Task requirements: Locate each line in the records containing "pouvoir". Copy it.
— START OF Supplied material —
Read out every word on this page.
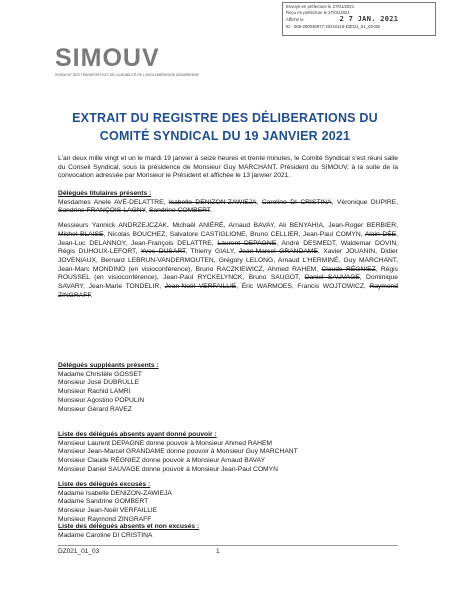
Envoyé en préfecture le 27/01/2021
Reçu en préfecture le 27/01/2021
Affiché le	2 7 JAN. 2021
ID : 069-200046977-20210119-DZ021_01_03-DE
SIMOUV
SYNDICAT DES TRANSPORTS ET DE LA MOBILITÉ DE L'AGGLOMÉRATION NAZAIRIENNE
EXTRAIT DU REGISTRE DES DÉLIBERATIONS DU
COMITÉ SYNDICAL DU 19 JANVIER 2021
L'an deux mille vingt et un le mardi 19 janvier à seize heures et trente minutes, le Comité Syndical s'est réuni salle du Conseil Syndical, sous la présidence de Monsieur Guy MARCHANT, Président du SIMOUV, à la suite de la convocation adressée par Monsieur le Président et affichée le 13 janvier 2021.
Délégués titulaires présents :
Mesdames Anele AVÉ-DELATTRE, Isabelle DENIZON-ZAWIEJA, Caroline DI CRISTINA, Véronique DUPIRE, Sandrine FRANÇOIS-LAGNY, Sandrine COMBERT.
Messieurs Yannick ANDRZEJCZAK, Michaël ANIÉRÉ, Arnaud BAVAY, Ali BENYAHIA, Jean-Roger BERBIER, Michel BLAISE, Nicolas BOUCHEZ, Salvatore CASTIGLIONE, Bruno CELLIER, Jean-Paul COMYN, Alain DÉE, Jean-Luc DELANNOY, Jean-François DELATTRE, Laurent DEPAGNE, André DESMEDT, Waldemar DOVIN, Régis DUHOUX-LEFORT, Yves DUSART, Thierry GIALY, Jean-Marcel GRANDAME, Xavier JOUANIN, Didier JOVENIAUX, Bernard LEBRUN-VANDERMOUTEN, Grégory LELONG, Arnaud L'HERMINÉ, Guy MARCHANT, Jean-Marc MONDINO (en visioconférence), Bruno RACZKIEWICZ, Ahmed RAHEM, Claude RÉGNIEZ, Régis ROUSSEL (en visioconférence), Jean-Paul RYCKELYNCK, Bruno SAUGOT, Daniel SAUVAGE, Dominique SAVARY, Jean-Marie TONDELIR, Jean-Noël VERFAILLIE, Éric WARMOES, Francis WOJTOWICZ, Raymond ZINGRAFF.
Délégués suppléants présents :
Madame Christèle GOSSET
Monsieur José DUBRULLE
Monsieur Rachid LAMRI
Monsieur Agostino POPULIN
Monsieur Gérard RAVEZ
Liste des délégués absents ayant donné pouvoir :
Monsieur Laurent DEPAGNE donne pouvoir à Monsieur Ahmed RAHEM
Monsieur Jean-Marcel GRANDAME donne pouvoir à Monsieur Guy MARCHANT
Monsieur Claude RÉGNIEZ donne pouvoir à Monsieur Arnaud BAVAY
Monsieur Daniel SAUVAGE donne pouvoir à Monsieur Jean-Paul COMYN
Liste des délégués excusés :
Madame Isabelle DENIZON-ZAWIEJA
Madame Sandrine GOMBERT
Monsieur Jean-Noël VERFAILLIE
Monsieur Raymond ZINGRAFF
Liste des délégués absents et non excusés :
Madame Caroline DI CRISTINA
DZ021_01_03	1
— END OF Supplied material —
Answer in full:
Liste des délégués absents ayant donné pouvoir :
Monsieur Laurent DEPAGNE donne pouvoir à Monsieur Ahmed RAHEM
Monsieur Jean-Marcel GRANDAME donne pouvoir à Monsieur Guy MARCHANT
Monsieur Claude RÉGNIEZ donne pouvoir à Monsieur Arnaud BAVAY
Monsieur Daniel SAUVAGE donne pouvoir à Monsieur Jean-Paul COMYN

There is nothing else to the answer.